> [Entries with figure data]
= = = = =
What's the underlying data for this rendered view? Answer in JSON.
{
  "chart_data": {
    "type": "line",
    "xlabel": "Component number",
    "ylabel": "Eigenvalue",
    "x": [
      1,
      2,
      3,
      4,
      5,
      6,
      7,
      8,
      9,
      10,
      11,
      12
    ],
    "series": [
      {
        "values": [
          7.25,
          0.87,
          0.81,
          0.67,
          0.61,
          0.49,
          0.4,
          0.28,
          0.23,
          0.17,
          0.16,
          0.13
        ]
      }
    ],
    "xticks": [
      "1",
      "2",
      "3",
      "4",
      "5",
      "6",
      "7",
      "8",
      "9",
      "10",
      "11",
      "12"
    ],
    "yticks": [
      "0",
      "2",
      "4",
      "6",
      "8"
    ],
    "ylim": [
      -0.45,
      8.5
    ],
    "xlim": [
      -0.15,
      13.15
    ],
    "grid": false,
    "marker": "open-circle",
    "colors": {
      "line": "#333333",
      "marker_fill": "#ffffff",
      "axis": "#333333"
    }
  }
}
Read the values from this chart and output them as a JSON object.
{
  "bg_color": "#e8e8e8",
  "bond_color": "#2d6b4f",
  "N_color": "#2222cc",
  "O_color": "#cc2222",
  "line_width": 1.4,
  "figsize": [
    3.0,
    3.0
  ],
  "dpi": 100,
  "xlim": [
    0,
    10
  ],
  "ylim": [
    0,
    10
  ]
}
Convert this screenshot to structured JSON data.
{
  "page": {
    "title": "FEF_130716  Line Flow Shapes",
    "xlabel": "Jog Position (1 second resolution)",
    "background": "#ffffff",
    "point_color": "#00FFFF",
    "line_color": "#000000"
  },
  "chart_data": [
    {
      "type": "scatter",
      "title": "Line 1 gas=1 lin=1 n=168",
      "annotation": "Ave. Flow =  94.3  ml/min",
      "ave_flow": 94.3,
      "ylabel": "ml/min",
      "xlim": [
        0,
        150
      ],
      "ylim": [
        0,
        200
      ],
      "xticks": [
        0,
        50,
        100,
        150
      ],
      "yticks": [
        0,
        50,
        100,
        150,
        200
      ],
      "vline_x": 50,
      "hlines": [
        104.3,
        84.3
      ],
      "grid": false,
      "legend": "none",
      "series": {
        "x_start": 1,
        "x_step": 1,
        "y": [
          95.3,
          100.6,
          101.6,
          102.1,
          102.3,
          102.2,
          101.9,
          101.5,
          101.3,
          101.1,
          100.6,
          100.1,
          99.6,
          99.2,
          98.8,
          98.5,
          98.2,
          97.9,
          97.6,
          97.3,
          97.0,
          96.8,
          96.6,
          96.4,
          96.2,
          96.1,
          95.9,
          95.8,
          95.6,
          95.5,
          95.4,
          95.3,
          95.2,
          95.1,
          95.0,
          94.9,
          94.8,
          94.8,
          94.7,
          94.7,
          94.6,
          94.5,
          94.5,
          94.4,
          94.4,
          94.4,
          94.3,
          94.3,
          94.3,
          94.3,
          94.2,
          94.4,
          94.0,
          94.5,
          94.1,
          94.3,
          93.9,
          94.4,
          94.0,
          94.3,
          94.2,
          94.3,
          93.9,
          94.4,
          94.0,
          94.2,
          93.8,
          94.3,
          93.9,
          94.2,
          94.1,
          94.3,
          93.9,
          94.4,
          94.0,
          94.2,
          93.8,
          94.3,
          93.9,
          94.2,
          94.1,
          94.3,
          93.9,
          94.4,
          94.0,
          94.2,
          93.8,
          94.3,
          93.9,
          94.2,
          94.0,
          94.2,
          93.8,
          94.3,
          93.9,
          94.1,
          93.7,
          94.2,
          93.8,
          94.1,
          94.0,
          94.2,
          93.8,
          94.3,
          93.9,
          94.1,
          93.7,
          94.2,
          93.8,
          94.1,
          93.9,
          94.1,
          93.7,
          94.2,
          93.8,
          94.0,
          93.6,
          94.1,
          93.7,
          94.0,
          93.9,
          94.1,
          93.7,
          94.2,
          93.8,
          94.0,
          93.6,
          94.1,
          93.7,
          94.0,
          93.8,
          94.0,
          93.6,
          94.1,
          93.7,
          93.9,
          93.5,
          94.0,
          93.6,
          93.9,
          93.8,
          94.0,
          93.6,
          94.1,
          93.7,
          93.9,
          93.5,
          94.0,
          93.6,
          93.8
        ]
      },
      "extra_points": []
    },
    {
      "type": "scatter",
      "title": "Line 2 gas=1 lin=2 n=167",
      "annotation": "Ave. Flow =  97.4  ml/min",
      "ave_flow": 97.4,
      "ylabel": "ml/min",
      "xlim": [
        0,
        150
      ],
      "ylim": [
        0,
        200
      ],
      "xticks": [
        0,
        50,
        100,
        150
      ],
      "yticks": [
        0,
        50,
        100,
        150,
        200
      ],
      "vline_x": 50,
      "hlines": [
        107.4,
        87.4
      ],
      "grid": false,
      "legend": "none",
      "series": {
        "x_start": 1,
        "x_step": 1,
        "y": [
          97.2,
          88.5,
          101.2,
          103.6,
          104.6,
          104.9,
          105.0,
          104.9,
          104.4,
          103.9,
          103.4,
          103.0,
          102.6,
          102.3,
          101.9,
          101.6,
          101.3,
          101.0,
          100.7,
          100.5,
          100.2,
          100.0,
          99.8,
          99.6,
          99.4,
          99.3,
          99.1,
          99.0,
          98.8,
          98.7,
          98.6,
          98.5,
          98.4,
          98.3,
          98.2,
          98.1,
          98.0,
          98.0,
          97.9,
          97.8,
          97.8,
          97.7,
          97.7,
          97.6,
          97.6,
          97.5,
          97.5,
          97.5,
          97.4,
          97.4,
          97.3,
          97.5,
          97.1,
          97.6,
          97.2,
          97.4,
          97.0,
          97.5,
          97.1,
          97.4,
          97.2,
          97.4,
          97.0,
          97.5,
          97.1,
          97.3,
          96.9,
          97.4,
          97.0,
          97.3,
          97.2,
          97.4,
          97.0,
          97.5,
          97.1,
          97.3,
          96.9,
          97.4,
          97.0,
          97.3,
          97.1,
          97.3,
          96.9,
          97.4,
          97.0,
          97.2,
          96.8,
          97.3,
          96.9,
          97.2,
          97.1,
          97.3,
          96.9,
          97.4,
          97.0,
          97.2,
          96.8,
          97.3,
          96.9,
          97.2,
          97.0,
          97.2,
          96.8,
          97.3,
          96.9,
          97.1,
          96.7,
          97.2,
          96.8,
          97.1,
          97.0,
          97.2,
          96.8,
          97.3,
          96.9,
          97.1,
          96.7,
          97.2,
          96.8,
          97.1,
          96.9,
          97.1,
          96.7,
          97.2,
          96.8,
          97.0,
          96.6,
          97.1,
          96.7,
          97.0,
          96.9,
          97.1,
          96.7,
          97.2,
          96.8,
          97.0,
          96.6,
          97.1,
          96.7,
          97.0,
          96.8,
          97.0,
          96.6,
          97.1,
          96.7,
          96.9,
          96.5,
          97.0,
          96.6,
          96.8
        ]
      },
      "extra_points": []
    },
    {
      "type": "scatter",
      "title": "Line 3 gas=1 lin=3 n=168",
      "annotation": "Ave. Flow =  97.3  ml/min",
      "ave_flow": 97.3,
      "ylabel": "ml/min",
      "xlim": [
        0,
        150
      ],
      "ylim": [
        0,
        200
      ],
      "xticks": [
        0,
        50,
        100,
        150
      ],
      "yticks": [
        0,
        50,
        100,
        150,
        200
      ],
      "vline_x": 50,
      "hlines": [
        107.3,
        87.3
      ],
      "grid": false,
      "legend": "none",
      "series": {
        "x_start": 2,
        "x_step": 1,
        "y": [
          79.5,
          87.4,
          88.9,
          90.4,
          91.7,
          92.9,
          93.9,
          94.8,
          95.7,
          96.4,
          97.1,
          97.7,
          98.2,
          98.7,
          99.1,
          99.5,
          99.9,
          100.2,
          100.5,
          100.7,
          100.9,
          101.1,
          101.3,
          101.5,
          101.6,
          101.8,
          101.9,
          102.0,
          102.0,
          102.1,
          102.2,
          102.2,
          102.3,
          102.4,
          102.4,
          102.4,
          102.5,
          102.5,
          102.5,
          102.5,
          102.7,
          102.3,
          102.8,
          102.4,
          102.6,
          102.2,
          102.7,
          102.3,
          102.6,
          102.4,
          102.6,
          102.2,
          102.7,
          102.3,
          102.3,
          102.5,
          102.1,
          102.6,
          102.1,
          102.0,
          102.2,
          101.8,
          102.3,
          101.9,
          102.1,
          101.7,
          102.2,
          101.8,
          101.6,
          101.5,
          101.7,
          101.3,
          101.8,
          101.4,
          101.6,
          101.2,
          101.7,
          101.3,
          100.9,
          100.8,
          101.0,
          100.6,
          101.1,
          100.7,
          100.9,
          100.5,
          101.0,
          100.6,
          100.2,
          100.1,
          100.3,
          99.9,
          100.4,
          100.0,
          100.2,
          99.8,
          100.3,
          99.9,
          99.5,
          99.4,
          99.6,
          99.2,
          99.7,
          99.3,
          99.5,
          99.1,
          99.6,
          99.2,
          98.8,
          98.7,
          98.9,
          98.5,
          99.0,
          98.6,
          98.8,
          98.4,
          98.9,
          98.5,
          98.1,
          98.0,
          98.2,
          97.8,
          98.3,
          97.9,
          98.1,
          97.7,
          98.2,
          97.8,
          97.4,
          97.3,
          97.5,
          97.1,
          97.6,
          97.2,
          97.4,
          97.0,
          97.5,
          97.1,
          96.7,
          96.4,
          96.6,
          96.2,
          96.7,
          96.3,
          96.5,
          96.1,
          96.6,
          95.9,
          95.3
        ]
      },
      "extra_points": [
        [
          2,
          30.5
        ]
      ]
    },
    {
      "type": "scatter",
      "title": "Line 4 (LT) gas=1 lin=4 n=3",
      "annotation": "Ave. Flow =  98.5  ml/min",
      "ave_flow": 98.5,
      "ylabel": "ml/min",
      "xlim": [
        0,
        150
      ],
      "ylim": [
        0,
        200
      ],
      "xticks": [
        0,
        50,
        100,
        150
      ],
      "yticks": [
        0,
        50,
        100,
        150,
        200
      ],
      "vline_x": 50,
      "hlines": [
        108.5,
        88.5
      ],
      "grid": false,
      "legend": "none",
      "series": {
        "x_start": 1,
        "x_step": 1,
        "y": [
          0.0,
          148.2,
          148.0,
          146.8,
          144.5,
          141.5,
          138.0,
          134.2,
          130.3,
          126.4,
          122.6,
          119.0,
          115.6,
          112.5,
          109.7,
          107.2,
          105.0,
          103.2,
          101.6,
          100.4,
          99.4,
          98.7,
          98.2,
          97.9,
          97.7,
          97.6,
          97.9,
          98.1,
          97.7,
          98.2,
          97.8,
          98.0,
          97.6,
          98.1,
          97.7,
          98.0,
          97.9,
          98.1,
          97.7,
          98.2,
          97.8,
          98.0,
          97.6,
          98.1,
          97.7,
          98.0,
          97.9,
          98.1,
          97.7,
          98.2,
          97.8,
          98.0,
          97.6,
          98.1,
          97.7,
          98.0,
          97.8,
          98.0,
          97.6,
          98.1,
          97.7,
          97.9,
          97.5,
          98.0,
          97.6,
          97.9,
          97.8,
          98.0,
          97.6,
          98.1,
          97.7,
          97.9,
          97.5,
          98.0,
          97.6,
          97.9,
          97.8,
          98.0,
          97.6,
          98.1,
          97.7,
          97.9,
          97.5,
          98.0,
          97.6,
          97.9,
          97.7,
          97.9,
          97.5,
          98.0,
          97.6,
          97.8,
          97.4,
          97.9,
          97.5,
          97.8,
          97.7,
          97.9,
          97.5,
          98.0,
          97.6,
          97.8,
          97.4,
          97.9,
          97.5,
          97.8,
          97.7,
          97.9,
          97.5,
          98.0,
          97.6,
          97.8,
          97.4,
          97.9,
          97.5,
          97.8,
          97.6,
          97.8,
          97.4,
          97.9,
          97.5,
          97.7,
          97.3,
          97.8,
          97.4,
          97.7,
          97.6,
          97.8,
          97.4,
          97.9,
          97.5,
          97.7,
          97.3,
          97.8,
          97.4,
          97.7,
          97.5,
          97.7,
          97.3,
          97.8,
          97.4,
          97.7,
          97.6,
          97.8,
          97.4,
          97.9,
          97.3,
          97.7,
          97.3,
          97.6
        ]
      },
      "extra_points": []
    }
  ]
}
= = = = =
> [What is required]
Pick out, from the lines above, every one that contains the string "title".

> [Result of this task]
    "title": "FEF_130716  Line Flow Shapes",
      "title": "Line 1 gas=1 lin=1 n=168",
      "title": "Line 2 gas=1 lin=2 n=167",
      "title": "Line 3 gas=1 lin=3 n=168",
      "title": "Line 4 (LT) gas=1 lin=4 n=3",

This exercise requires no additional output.